Dataset records →

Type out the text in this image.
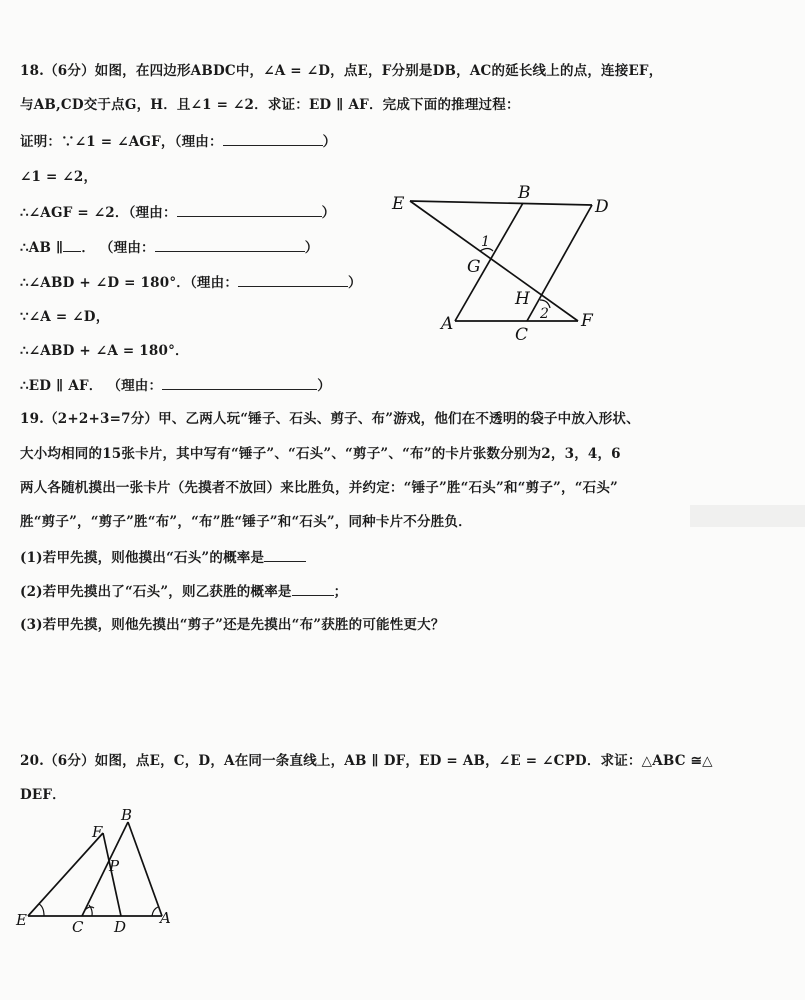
18.（6分）如图，在四边形ABDC中，∠A = ∠D，点E，F分别是DB，AC的延长线上的点，连接EF，
与AB,CD交于点G，H．且∠1 = ∠2．求证：ED ∥ AF．完成下面的推理过程：
证明：∵∠1 = ∠AGF，（理由：	）
∠1 = ∠2，
∴∠AGF = ∠2．（理由：	）
∴AB ∥ ． （理由：	）
∴∠ABD + ∠D = 180°．（理由：	）
∵∠A = ∠D，
∴∠ABD + ∠A = 180°．
∴ED ∥ AF． （理由：	）
E
B
D
1
G
H
2
A
C
F
19.（2+2+3=7分）甲、乙两人玩“锤子、石头、剪子、布”游戏，他们在不透明的袋子中放入形状、
大小均相同的15张卡片，其中写有“锤子”、“石头”、“剪子”、“布”的卡片张数分别为2，3，4，6
两人各随机摸出一张卡片（先摸者不放回）来比胜负，并约定：“锤子”胜“石头”和“剪子”，“石头”
胜“剪子”，“剪子”胜“布”，“布”胜“锤子”和“石头”，同种卡片不分胜负．
(1)若甲先摸，则他摸出“石头”的概率是
(2)若甲先摸出了“石头”，则乙获胜的概率是	；
(3)若甲先摸，则他先摸出“剪子”还是先摸出“布”获胜的可能性更大？
20.（6分）如图，点E，C，D，A在同一条直线上，AB ∥ DF，ED = AB，∠E = ∠CPD．求证：△ABC ≅△
DEF．
B
F
P
E	C D A
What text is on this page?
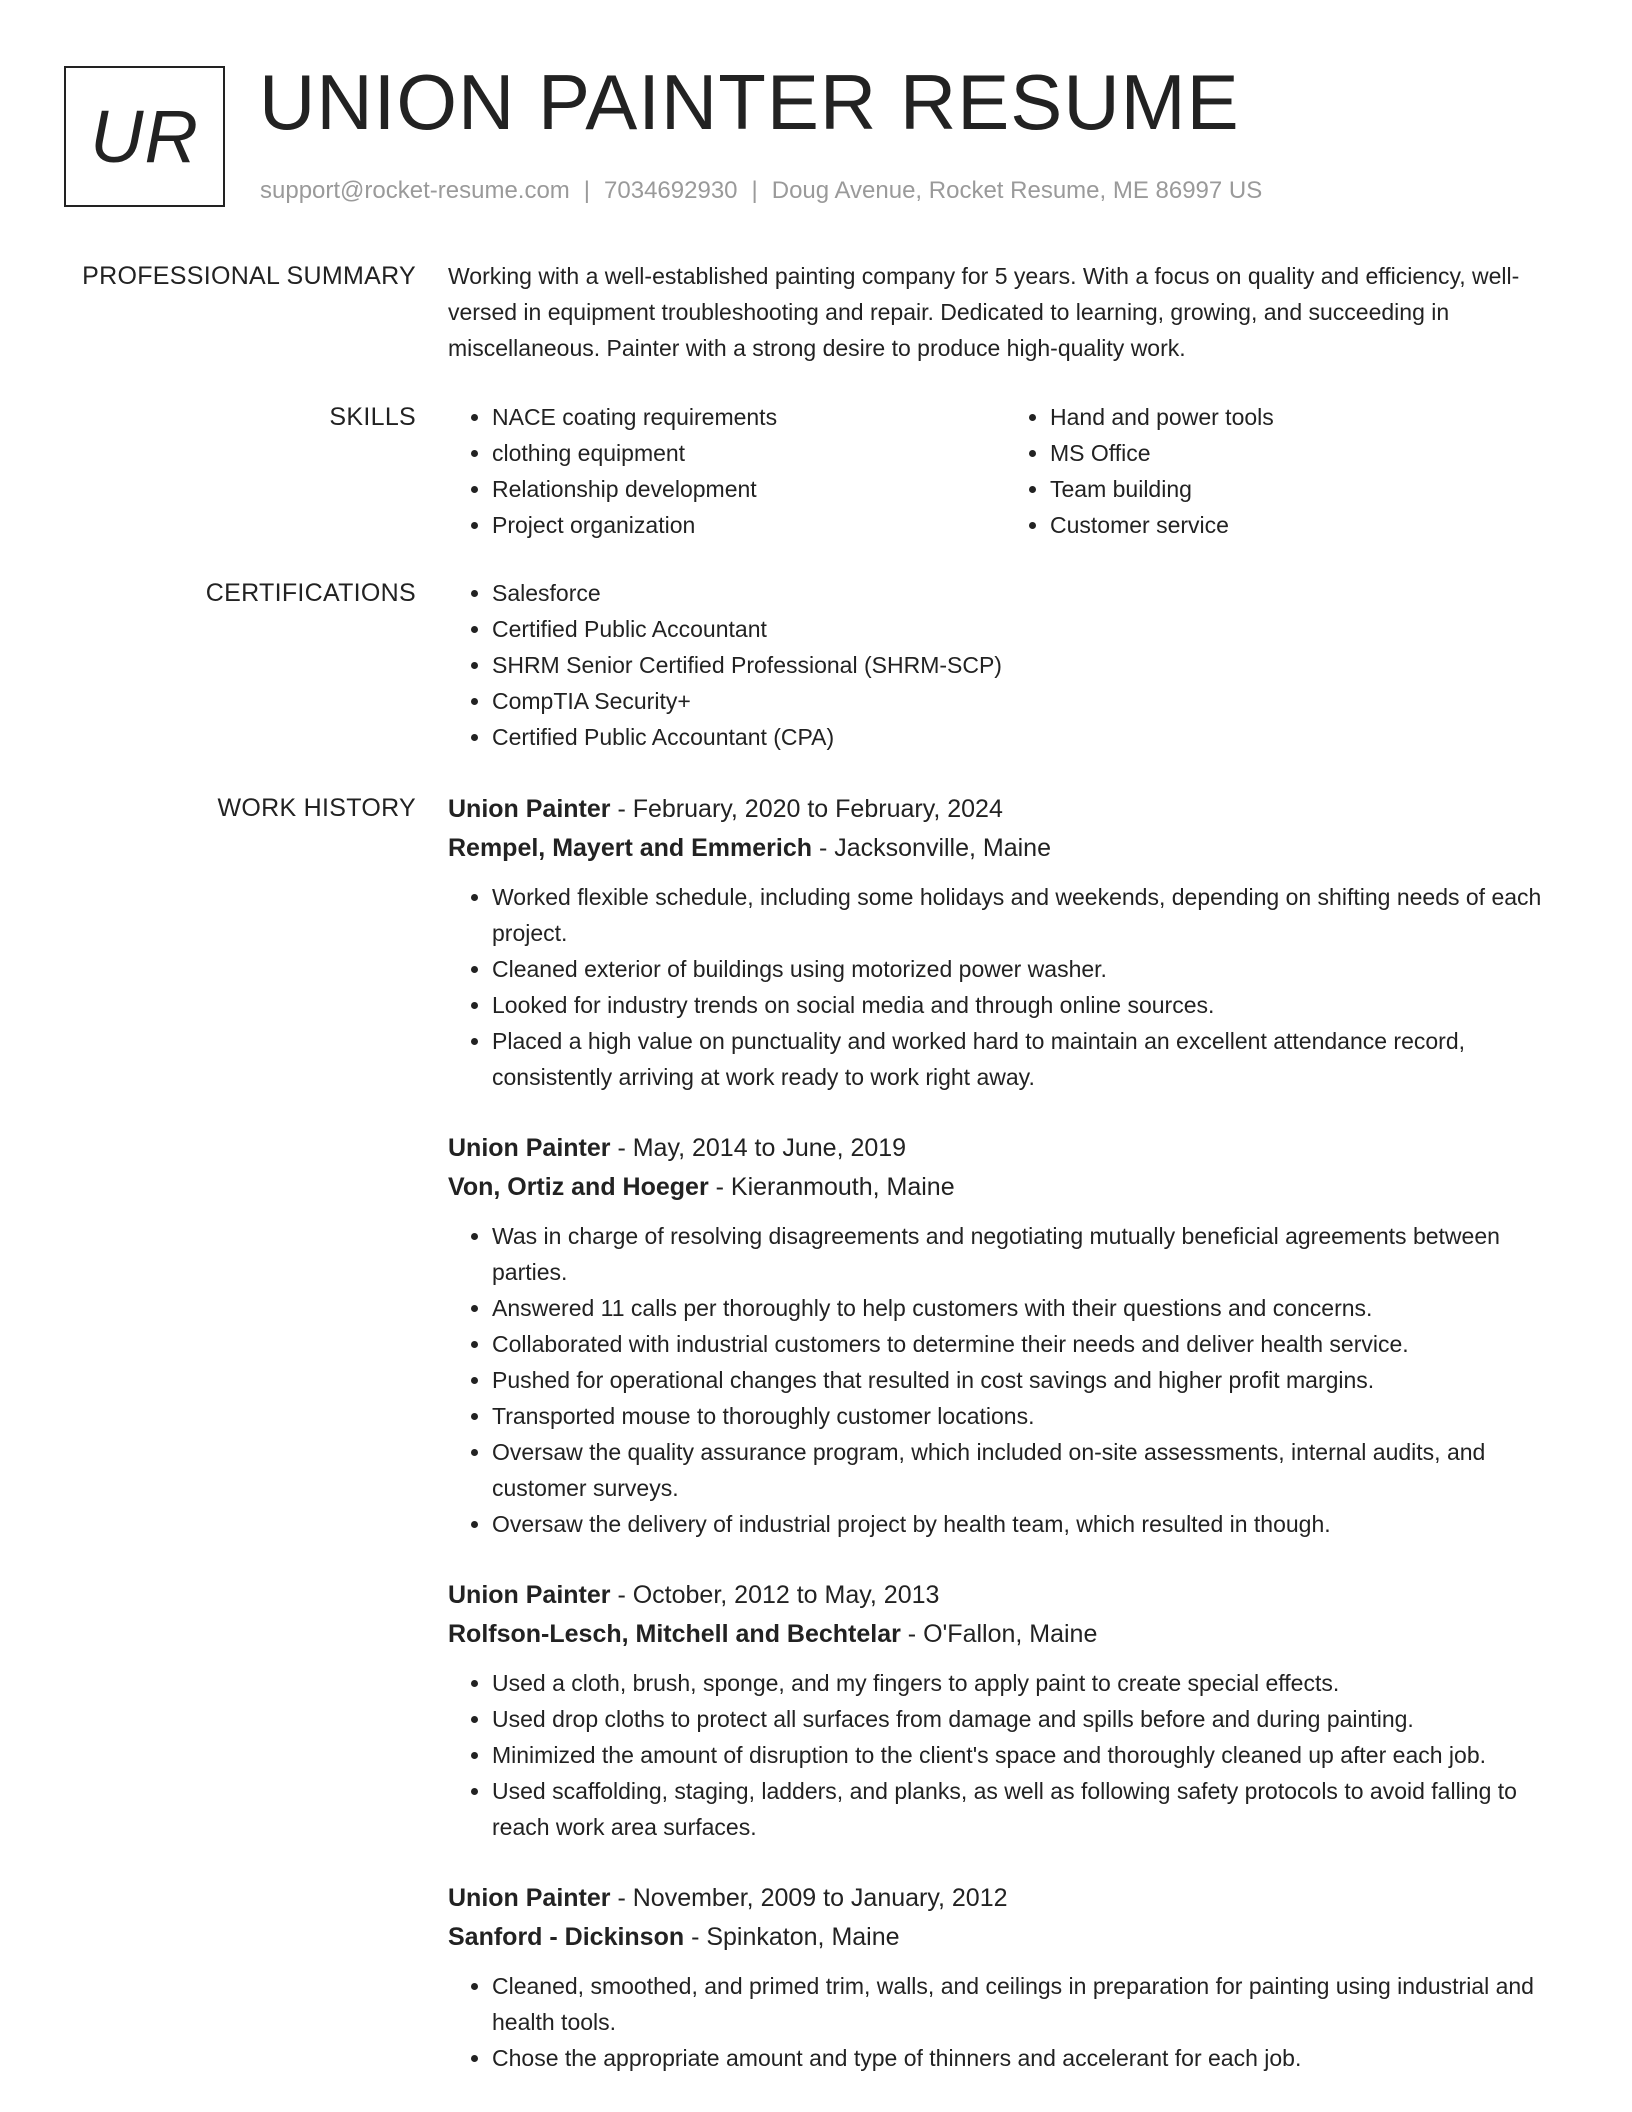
UR UNION PAINTER RESUME
support@rocket-resume.com | 7034692930 | Doug Avenue, Rocket Resume, ME 86997 US
PROFESSIONAL SUMMARY Working with a well-established painting company for 5 years. With a focus on quality and efficiency, well-versed in equipment troubleshooting and repair. Dedicated to learning, growing, and succeeding in miscellaneous. Painter with a strong desire to produce high-quality work.

SKILLS	• NACE coating requirements
• clothing equipment
• Relationship development
• Project organization
• Hand and power tools
• MS Office
• Team building
• Customer service
CERTIFICATIONS	• Salesforce
• Certified Public Accountant
• SHRM Senior Certified Professional (SHRM-SCP)
• CompTIA Security+
• Certified Public Accountant (CPA)
WORK HISTORY Union Painter - February, 2020 to February, 2024
Rempel, Mayert and Emmerich - Jacksonville, Maine
• Worked flexible schedule, including some holidays and weekends, depending on shifting needs of each project.
• Cleaned exterior of buildings using motorized power washer.
• Looked for industry trends on social media and through online sources.
• Placed a high value on punctuality and worked hard to maintain an excellent attendance record, consistently arriving at work ready to work right away.
Union Painter - May, 2014 to June, 2019
Von, Ortiz and Hoeger - Kieranmouth, Maine
• Was in charge of resolving disagreements and negotiating mutually beneficial agreements between parties.
• Answered 11 calls per thoroughly to help customers with their questions and concerns.
• Collaborated with industrial customers to determine their needs and deliver health service.
• Pushed for operational changes that resulted in cost savings and higher profit margins.
• Transported mouse to thoroughly customer locations.
• Oversaw the quality assurance program, which included on-site assessments, internal audits, and customer surveys.
• Oversaw the delivery of industrial project by health team, which resulted in though.
Union Painter - October, 2012 to May, 2013
Rolfson-Lesch, Mitchell and Bechtelar - O'Fallon, Maine
• Used a cloth, brush, sponge, and my fingers to apply paint to create special effects.
• Used drop cloths to protect all surfaces from damage and spills before and during painting.
• Minimized the amount of disruption to the client's space and thoroughly cleaned up after each job.
• Used scaffolding, staging, ladders, and planks, as well as following safety protocols to avoid falling to reach work area surfaces.
Union Painter - November, 2009 to January, 2012
Sanford - Dickinson - Spinkaton, Maine
• Cleaned, smoothed, and primed trim, walls, and ceilings in preparation for painting using industrial and health tools.
• Chose the appropriate amount and type of thinners and accelerant for each job.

Objective → Filter the records above and return every line that holds the word "Accountant".

Task output →
• Certified Public Accountant
• Certified Public Accountant (CPA)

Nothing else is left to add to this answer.